Directions –
Each line should be copied exactly.

#### Given information ####

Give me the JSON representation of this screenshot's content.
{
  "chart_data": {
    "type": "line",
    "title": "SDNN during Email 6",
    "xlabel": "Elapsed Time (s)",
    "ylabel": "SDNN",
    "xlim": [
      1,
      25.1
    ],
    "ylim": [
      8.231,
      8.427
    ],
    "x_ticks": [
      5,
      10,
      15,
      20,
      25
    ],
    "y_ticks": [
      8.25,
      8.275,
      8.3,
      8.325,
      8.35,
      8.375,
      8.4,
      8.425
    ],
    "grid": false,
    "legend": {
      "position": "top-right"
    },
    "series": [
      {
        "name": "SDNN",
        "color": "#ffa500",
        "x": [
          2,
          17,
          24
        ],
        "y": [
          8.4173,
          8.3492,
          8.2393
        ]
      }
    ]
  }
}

####

Full output –
Give me the JSON representation of this screenshot's content.
{
  "chart_data": {
    "type": "line",
    "title": "SDNN during Email 6",
    "xlabel": "Elapsed Time (s)",
    "ylabel": "SDNN",
    "xlim": [
      1,
      25.1
    ],
    "ylim": [
      8.231,
      8.427
    ],
    "x_ticks": [
      5,
      10,
      15,
      20,
      25
    ],
    "y_ticks": [
      8.25,
      8.275,
      8.3,
      8.325,
      8.35,
      8.375,
      8.4,
      8.425
    ],
    "grid": false,
    "legend": {
      "position": "top-right"
    },
    "series": [
      {
        "name": "SDNN",
        "color": "#ffa500",
        "x": [
          2,
          17,
          24
        ],
        "y": [
          8.4173,
          8.3492,
          8.2393
        ]
      }
    ]
  }
}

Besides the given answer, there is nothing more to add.